* _Problem_
Copy out every line containing the word "What".

>> Start

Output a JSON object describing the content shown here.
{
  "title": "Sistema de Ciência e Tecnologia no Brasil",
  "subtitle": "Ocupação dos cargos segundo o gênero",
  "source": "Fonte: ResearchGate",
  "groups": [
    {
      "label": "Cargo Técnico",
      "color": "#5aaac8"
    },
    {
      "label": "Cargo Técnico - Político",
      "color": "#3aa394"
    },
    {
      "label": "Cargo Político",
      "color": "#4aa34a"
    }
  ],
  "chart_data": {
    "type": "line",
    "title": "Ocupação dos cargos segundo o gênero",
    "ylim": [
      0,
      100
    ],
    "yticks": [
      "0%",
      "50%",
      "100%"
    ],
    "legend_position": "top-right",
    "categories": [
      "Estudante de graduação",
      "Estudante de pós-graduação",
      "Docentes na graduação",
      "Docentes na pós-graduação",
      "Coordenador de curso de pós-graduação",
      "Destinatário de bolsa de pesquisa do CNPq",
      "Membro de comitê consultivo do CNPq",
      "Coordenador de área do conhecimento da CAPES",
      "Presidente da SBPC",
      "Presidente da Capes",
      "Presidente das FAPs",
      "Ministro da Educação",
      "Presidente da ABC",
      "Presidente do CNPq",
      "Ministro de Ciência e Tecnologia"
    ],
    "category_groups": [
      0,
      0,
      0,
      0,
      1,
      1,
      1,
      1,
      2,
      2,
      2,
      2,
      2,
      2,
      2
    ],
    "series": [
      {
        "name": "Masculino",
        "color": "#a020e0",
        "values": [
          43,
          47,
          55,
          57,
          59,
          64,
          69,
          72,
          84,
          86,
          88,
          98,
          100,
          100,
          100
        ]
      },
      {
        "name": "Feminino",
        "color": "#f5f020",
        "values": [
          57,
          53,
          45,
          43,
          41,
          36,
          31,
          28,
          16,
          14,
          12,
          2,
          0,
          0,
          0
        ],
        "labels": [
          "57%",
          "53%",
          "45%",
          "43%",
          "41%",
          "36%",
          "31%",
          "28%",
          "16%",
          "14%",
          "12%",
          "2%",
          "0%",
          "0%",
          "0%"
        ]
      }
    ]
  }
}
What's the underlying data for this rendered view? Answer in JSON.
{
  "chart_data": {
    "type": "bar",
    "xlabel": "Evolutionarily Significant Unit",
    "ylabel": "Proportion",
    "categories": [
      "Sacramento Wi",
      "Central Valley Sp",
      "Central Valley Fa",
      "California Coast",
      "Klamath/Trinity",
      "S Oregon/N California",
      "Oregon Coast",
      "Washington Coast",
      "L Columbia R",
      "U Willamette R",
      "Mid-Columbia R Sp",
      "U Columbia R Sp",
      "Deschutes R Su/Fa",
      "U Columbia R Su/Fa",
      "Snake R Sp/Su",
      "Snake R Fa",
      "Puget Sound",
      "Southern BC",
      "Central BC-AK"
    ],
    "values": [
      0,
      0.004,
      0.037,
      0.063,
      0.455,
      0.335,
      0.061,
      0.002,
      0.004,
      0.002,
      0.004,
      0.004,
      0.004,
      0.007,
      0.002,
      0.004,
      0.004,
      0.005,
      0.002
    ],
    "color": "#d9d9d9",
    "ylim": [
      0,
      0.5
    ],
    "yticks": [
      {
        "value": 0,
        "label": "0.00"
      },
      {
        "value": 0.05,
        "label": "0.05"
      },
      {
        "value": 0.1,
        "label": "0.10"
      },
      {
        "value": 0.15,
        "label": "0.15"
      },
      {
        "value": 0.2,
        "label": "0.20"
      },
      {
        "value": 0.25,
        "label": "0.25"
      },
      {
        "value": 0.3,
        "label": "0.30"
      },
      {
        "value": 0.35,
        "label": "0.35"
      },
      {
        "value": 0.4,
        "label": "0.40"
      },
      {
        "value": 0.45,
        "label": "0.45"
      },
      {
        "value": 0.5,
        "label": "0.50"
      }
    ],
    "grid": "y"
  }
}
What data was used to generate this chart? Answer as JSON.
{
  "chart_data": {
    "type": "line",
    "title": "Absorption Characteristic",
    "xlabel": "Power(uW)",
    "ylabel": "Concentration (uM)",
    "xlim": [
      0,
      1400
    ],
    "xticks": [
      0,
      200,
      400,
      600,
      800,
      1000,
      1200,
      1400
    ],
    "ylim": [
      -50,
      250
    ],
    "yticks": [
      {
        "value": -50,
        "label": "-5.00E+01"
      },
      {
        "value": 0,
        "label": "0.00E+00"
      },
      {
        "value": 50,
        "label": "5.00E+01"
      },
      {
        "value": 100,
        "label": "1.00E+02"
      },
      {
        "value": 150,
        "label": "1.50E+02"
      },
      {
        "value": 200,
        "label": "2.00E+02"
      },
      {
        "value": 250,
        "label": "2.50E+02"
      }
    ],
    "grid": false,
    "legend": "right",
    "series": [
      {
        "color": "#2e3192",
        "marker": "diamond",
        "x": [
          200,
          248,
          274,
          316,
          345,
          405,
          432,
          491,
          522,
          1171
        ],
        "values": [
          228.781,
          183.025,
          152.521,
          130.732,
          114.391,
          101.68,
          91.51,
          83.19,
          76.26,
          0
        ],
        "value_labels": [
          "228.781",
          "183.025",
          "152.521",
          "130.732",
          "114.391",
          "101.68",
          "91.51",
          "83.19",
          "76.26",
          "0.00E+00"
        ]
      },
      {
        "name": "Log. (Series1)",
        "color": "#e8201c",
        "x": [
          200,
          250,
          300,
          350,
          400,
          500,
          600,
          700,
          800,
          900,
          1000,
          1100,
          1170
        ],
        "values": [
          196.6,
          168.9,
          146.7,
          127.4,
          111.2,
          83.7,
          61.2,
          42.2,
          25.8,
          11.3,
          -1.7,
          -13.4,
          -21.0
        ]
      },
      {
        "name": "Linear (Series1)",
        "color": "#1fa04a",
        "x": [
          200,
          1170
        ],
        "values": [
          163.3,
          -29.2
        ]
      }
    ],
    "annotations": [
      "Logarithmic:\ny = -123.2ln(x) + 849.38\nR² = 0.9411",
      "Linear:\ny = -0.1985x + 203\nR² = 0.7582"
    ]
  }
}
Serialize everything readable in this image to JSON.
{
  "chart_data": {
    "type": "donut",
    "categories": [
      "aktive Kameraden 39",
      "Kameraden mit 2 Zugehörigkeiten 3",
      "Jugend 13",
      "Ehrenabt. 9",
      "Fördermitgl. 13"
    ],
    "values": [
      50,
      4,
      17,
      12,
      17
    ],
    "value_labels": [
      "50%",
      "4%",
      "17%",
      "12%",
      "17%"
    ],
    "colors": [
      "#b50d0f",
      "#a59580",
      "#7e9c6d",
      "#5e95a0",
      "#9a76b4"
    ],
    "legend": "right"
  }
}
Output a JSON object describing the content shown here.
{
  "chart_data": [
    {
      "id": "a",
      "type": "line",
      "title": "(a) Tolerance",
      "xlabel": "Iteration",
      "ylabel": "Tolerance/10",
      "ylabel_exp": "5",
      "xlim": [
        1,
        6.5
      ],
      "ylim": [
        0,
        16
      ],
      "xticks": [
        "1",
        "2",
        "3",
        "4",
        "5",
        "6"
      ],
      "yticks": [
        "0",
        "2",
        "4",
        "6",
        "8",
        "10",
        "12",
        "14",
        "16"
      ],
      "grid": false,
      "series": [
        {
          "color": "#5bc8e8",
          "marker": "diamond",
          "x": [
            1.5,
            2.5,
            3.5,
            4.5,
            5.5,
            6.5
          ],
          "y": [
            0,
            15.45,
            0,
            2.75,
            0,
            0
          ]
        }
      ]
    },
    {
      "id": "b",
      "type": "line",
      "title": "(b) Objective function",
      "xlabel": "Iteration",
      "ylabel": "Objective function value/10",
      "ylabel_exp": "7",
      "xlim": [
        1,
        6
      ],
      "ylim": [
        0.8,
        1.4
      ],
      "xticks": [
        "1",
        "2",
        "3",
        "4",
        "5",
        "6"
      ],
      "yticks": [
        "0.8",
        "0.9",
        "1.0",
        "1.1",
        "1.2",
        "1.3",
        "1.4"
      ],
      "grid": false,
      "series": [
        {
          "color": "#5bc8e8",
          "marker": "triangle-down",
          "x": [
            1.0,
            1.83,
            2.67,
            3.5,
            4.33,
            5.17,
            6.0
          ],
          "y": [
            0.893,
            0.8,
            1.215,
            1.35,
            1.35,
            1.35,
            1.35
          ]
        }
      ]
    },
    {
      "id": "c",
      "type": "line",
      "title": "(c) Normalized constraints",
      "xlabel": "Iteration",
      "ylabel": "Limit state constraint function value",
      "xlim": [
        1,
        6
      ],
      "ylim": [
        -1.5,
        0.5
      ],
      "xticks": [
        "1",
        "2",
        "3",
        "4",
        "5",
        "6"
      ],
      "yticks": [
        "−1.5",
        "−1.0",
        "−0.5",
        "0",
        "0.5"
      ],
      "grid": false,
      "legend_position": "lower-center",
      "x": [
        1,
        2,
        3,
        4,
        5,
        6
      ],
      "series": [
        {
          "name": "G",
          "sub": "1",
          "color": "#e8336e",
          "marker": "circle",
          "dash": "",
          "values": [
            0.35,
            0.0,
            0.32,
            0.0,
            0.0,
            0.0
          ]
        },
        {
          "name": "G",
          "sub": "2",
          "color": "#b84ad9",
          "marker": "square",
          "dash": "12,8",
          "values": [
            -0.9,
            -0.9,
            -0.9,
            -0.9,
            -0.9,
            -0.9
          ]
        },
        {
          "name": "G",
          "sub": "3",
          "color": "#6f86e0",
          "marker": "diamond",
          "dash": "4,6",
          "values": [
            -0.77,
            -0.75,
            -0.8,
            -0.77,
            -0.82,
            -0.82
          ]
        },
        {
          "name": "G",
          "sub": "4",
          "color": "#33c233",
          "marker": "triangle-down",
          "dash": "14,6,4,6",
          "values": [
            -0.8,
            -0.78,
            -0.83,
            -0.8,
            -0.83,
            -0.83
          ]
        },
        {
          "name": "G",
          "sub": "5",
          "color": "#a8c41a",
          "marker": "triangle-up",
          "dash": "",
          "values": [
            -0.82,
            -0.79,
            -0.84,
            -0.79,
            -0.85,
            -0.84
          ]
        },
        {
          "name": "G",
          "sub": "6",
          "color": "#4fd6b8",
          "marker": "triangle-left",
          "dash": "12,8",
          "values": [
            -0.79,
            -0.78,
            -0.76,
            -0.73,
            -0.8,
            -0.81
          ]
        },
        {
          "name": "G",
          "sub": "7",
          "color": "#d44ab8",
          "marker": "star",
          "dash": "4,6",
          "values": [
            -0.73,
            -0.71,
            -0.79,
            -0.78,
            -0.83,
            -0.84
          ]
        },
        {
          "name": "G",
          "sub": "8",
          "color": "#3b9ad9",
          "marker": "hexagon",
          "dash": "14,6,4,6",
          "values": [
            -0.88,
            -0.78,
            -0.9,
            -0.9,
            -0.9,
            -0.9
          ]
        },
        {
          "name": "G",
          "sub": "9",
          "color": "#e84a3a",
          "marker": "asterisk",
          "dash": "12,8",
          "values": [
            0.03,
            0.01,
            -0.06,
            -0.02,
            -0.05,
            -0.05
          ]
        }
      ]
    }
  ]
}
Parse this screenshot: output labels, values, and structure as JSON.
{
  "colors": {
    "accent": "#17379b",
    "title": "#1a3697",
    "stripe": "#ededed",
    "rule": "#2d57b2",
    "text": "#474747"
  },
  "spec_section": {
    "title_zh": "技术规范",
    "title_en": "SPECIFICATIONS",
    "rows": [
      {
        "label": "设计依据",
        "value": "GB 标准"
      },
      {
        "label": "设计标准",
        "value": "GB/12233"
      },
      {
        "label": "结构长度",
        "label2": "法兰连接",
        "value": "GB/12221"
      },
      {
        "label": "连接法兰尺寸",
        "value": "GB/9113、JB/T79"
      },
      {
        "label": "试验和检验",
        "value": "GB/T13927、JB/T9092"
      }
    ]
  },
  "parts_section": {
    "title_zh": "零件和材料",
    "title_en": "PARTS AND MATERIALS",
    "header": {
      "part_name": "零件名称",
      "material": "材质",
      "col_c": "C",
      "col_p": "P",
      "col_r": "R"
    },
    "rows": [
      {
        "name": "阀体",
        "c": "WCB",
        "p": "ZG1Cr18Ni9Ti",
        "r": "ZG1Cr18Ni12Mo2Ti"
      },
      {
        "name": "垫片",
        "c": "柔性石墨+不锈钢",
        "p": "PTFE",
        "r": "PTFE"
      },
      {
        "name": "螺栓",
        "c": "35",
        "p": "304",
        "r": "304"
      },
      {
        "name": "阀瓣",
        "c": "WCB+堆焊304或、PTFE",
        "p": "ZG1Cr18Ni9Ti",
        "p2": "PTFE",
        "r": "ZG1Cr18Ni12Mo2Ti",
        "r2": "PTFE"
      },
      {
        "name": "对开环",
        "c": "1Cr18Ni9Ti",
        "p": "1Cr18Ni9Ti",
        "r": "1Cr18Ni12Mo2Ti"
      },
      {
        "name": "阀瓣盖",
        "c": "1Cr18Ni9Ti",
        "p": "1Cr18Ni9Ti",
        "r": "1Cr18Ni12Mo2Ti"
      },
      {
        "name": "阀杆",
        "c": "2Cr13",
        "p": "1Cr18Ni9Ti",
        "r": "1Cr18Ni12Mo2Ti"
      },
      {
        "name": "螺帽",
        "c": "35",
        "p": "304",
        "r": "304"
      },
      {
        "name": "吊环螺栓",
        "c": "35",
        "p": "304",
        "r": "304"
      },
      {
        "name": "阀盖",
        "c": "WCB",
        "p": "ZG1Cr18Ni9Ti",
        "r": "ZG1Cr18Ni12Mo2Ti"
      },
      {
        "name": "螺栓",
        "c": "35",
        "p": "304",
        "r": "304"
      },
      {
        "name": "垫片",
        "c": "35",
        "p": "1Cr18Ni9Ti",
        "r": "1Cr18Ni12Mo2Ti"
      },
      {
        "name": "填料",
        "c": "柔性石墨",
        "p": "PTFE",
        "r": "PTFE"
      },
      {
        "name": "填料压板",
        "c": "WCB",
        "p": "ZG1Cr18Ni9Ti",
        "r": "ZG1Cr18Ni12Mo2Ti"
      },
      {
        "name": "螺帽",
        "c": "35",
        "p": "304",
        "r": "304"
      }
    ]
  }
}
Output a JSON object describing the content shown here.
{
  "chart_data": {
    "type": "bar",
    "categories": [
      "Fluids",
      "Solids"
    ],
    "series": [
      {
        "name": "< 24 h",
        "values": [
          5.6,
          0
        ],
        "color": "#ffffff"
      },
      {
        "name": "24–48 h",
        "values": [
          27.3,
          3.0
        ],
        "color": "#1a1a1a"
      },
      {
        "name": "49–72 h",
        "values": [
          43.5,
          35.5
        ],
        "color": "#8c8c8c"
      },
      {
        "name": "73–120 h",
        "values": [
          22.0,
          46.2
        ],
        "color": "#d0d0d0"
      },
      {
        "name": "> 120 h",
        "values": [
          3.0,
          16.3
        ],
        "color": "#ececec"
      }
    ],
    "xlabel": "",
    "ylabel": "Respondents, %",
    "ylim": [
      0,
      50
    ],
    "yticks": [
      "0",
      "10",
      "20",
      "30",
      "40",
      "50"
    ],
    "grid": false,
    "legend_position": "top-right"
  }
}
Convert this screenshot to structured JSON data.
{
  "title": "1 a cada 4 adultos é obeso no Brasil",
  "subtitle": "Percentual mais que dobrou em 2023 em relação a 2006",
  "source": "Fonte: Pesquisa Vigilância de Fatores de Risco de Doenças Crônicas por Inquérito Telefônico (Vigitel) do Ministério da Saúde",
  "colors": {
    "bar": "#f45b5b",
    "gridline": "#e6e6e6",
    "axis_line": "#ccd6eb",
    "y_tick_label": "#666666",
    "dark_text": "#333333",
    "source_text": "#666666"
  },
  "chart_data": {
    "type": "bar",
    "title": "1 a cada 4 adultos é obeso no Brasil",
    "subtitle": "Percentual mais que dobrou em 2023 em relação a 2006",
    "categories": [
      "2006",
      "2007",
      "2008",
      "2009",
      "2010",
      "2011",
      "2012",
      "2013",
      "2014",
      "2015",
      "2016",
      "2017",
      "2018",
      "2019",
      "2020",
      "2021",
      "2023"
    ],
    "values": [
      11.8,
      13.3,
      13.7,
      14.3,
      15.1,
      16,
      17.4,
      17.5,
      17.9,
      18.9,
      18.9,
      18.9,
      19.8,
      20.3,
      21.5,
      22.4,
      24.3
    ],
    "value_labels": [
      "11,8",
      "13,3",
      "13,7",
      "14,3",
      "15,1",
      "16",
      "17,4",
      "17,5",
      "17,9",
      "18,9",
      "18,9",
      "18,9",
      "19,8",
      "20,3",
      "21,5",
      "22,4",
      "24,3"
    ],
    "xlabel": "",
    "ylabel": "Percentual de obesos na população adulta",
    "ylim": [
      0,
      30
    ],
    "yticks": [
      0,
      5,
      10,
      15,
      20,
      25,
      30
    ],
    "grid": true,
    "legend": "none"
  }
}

>> End

* _Solution to this task_
What's the underlying data for this rendered view? Answer in JSON.
What data was used to generate this chart? Answer as JSON.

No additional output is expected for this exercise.